== EXERCISE TASK ==
The records below must be duplicated exactly, character for character.

== GIVEN RECORDS ==
══════

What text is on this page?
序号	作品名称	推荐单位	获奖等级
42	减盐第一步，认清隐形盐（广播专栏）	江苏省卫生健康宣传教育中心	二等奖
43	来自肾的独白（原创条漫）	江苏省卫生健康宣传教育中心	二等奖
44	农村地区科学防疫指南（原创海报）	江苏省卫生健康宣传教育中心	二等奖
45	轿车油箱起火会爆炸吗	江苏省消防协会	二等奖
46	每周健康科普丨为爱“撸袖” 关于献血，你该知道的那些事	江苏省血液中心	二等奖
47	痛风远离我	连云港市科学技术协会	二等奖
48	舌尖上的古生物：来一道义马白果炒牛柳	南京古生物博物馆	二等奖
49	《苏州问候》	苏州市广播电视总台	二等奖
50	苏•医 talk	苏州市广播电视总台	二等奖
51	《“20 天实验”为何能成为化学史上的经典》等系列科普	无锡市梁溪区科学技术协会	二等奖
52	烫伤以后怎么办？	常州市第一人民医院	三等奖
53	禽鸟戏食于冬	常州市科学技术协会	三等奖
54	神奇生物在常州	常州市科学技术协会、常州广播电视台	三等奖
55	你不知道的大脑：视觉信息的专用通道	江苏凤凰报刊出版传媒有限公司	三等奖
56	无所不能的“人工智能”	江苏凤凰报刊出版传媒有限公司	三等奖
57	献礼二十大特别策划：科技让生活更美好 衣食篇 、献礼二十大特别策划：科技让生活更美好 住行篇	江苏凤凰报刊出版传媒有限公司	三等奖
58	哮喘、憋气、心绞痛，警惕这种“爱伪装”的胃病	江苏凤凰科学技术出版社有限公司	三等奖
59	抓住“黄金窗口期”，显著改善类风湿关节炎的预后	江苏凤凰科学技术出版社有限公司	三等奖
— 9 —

══════

== EXERCISE RESPONSE ==
What text is on this page?
序号	作品名称	推荐单位	获奖等级
42	减盐第一步，认清隐形盐（广播专栏）	江苏省卫生健康宣传教育中心	二等奖
43	来自肾的独白（原创条漫）	江苏省卫生健康宣传教育中心	二等奖
44	农村地区科学防疫指南（原创海报）	江苏省卫生健康宣传教育中心	二等奖
45	轿车油箱起火会爆炸吗	江苏省消防协会	二等奖
46	每周健康科普丨为爱“撸袖” 关于献血，你该知道的那些事	江苏省血液中心	二等奖
47	痛风远离我	连云港市科学技术协会	二等奖
48	舌尖上的古生物：来一道义马白果炒牛柳	南京古生物博物馆	二等奖
49	《苏州问候》	苏州市广播电视总台	二等奖
50	苏•医 talk	苏州市广播电视总台	二等奖
51	《“20 天实验”为何能成为化学史上的经典》等系列科普	无锡市梁溪区科学技术协会	二等奖
52	烫伤以后怎么办？	常州市第一人民医院	三等奖
53	禽鸟戏食于冬	常州市科学技术协会	三等奖
54	神奇生物在常州	常州市科学技术协会、常州广播电视台	三等奖
55	你不知道的大脑：视觉信息的专用通道	江苏凤凰报刊出版传媒有限公司	三等奖
56	无所不能的“人工智能”	江苏凤凰报刊出版传媒有限公司	三等奖
57	献礼二十大特别策划：科技让生活更美好 衣食篇 、献礼二十大特别策划：科技让生活更美好 住行篇	江苏凤凰报刊出版传媒有限公司	三等奖
58	哮喘、憋气、心绞痛，警惕这种“爱伪装”的胃病	江苏凤凰科学技术出版社有限公司	三等奖
59	抓住“黄金窗口期”，显著改善类风湿关节炎的预后	江苏凤凰科学技术出版社有限公司	三等奖
— 9 —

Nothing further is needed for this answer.